═══ Material to process ═══

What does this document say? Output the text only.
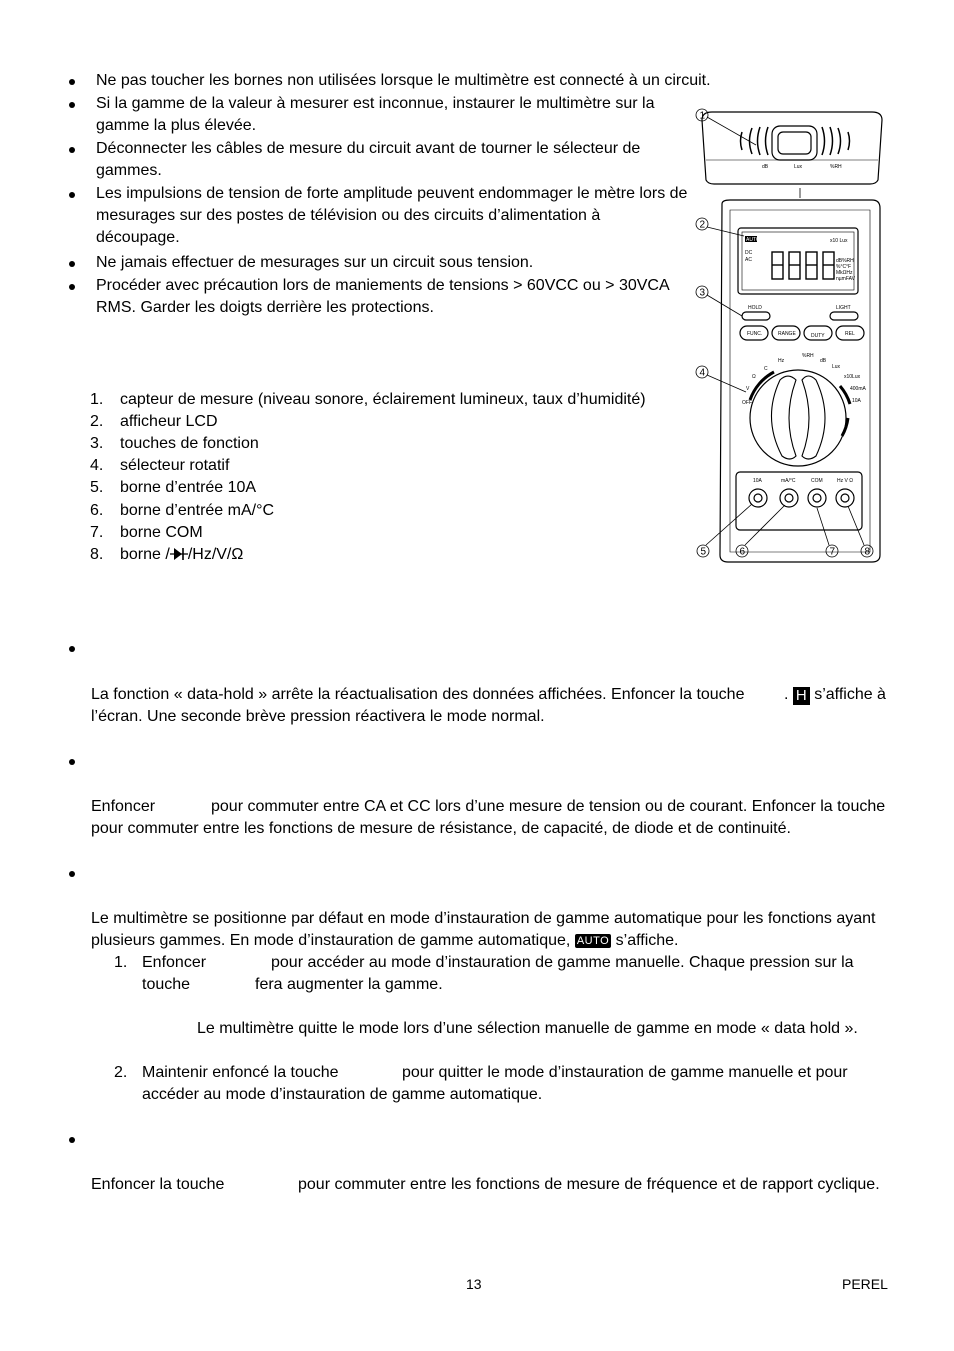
Ne pas toucher les bornes non utilisées lorsque le multimètre est connecté à un circuit.
Si la gamme de la valeur à mesurer est inconnue, instaurer le multimètre sur la
gamme la plus élevée.
Déconnecter les câbles de mesure du circuit avant de tourner le sélecteur de
gammes.
Les impulsions de tension de forte amplitude peuvent endommager le mètre lors de
mesurages sur des postes de télévision ou des circuits d’alimentation à
découpage.
Ne jamais effectuer de mesurages sur un circuit sous tension.
Procéder avec précaution lors de maniements de tensions > 60VCC ou > 30VCA
RMS. Garder les doigts derrière les protections.
1. capteur de mesure (niveau sonore, éclairement lumineux, taux d’humidité)
2. afficheur LCD
3. touches de fonction
4. sélecteur rotatif
5. borne d’entrée 10A
6. borne d’entrée mA/°C
7. borne COM
8. borne / /Hz/V/Ω
La fonction « data-hold » arrête la réactualisation des données affichées. Enfoncer la touche . H s’affiche à
l’écran. Une seconde brève pression réactivera le mode normal.
Enfoncer	pour commuter entre CA et CC lors d’une mesure de tension ou de courant. Enfoncer la touche
pour commuter entre les fonctions de mesure de résistance, de capacité, de diode et de continuité.
Le multimètre se positionne par défaut en mode d’instauration de gamme automatique pour les fonctions ayant
plusieurs gammes. En mode d’instauration de gamme automatique, AUTO s’affiche.
1. Enfoncer	pour accéder au mode d’instauration de gamme manuelle. Chaque pression sur la
touche	fera augmenter la gamme.
Le multimètre quitte le mode lors d’une sélection manuelle de gamme en mode « data hold ».
2. Maintenir enfoncé la touche	pour quitter le mode d’instauration de gamme manuelle et pour
accéder au mode d’instauration de gamme automatique.
Enfoncer la touche	pour commuter entre les fonctions de mesure de fréquence et de rapport cyclique.
13	PEREL
1
2
3
4
5	6	7	8
dB	Lux	%RH
AUTO	x10 Lux
DC
AC	dB%RH
%°C°F
MkΩHz
nµmFAV
HOLD	LIGHT
FUNC.	RANGE	DUTY	REL
Ω
C
Hz
%RH
dB
Lux
x10Lux
400mA
10A
V
OFF
10A	mA/°C	COM	Hz V Ω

═══

**Aim**
Gather and return every line that holds the string "pour".

**Output for this task**
Enfoncer	pour commuter entre CA et CC lors d’une mesure de tension ou de courant. Enfoncer la touche
pour commuter entre les fonctions de mesure de résistance, de capacité, de diode et de continuité.
Le multimètre se positionne par défaut en mode d’instauration de gamme automatique pour les fonctions ayant
1. Enfoncer	pour accéder au mode d’instauration de gamme manuelle. Chaque pression sur la
2. Maintenir enfoncé la touche	pour quitter le mode d’instauration de gamme manuelle et pour
Enfoncer la touche	pour commuter entre les fonctions de mesure de fréquence et de rapport cyclique.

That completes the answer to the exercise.